[Collected data]
[BEGIN]

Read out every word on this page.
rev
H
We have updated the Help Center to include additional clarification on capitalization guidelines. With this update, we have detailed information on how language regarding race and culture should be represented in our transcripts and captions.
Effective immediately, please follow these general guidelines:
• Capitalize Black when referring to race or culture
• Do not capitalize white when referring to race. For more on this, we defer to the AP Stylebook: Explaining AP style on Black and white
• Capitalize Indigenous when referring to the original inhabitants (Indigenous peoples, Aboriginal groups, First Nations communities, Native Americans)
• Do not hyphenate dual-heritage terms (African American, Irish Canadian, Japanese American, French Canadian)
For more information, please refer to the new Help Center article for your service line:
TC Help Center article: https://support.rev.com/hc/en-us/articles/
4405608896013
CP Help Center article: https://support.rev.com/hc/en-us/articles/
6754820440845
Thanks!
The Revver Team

[END]

■ WHAT IS REQUIRED:
Copy all the records above precisely.

■ TASK RESPONSE:
Read out every word on this page.
rev
H
We have updated the Help Center to include additional clarification on capitalization guidelines. With this update, we have detailed information on how language regarding race and culture should be represented in our transcripts and captions.
Effective immediately, please follow these general guidelines:
• Capitalize Black when referring to race or culture
• Do not capitalize white when referring to race. For more on this, we defer to the AP Stylebook: Explaining AP style on Black and white
• Capitalize Indigenous when referring to the original inhabitants (Indigenous peoples, Aboriginal groups, First Nations communities, Native Americans)
• Do not hyphenate dual-heritage terms (African American, Irish Canadian, Japanese American, French Canadian)
For more information, please refer to the new Help Center article for your service line:
TC Help Center article: https://support.rev.com/hc/en-us/articles/
4405608896013
CP Help Center article: https://support.rev.com/hc/en-us/articles/
6754820440845
Thanks!
The Revver Team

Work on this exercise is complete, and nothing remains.